» **Required task**
The entries below are to be written out again without alteration.
**********
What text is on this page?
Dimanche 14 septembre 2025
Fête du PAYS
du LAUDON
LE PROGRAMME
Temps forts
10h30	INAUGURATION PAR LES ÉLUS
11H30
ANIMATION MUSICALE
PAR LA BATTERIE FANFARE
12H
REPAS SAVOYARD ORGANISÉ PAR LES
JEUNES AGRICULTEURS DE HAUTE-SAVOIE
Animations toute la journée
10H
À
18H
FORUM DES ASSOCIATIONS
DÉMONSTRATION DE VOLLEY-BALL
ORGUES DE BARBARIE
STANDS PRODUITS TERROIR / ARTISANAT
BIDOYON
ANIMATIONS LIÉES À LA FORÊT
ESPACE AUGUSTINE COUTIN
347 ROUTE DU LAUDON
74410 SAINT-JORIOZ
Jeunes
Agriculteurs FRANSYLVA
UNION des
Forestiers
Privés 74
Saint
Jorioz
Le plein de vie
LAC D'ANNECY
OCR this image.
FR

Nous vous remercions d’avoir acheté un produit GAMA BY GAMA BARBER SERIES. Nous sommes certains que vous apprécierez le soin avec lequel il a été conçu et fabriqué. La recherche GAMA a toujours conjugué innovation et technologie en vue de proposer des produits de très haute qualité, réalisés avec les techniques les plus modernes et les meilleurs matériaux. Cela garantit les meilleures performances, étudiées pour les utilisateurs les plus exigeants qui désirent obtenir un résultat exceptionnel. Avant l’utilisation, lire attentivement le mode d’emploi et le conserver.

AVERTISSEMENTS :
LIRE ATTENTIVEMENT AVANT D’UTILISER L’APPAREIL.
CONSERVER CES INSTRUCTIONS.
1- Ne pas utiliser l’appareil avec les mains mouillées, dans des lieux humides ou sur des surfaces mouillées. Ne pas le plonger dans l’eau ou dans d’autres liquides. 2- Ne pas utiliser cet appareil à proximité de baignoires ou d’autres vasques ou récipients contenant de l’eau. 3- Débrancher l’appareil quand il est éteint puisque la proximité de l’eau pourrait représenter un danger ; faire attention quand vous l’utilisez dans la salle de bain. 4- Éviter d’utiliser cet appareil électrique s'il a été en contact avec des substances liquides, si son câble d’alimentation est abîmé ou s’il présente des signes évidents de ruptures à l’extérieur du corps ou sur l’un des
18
**********
» **Complete response**
What text is on this page?
Dimanche 14 septembre 2025
Fête du PAYS
du LAUDON
LE PROGRAMME
Temps forts
10h30	INAUGURATION PAR LES ÉLUS
11H30
ANIMATION MUSICALE
PAR LA BATTERIE FANFARE
12H
REPAS SAVOYARD ORGANISÉ PAR LES
JEUNES AGRICULTEURS DE HAUTE-SAVOIE
Animations toute la journée
10H
À
18H
FORUM DES ASSOCIATIONS
DÉMONSTRATION DE VOLLEY-BALL
ORGUES DE BARBARIE
STANDS PRODUITS TERROIR / ARTISANAT
BIDOYON
ANIMATIONS LIÉES À LA FORÊT
ESPACE AUGUSTINE COUTIN
347 ROUTE DU LAUDON
74410 SAINT-JORIOZ
Jeunes
Agriculteurs FRANSYLVA
UNION des
Forestiers
Privés 74
Saint
Jorioz
Le plein de vie
LAC D'ANNECY
OCR this image.
FR

Nous vous remercions d’avoir acheté un produit GAMA BY GAMA BARBER SERIES. Nous sommes certains que vous apprécierez le soin avec lequel il a été conçu et fabriqué. La recherche GAMA a toujours conjugué innovation et technologie en vue de proposer des produits de très haute qualité, réalisés avec les techniques les plus modernes et les meilleurs matériaux. Cela garantit les meilleures performances, étudiées pour les utilisateurs les plus exigeants qui désirent obtenir un résultat exceptionnel. Avant l’utilisation, lire attentivement le mode d’emploi et le conserver.

AVERTISSEMENTS :
LIRE ATTENTIVEMENT AVANT D’UTILISER L’APPAREIL.
CONSERVER CES INSTRUCTIONS.
1- Ne pas utiliser l’appareil avec les mains mouillées, dans des lieux humides ou sur des surfaces mouillées. Ne pas le plonger dans l’eau ou dans d’autres liquides. 2- Ne pas utiliser cet appareil à proximité de baignoires ou d’autres vasques ou récipients contenant de l’eau. 3- Débrancher l’appareil quand il est éteint puisque la proximité de l’eau pourrait représenter un danger ; faire attention quand vous l’utilisez dans la salle de bain. 4- Éviter d’utiliser cet appareil électrique s'il a été en contact avec des substances liquides, si son câble d’alimentation est abîmé ou s’il présente des signes évidents de ruptures à l’extérieur du corps ou sur l’un des
18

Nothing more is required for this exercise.